## EXERCISE DESCRIPTION
All of the records listed below should be retyped exactly.
------ PROVIDED ENTRIES ------
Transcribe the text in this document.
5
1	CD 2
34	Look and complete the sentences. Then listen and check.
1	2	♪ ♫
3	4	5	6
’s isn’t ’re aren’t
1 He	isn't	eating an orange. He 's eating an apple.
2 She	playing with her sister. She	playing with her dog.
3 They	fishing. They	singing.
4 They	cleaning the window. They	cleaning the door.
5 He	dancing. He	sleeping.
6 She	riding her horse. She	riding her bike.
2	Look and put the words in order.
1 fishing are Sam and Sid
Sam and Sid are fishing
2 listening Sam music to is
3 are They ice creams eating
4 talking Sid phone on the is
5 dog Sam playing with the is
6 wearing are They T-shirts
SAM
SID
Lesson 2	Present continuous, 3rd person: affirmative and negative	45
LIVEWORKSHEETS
------
## TASK SOLUTION
Transcribe the text in this document.
5
1	CD 2
34	Look and complete the sentences. Then listen and check.
1	2	♪ ♫
3	4	5	6
’s isn’t ’re aren’t
1 He	isn't	eating an orange. He 's eating an apple.
2 She	playing with her sister. She	playing with her dog.
3 They	fishing. They	singing.
4 They	cleaning the window. They	cleaning the door.
5 He	dancing. He	sleeping.
6 She	riding her horse. She	riding her bike.
2	Look and put the words in order.
1 fishing are Sam and Sid
Sam and Sid are fishing
2 listening Sam music to is
3 are They ice creams eating
4 talking Sid phone on the is
5 dog Sam playing with the is
6 wearing are They T-shirts
SAM
SID
Lesson 2	Present continuous, 3rd person: affirmative and negative	45
LIVEWORKSHEETS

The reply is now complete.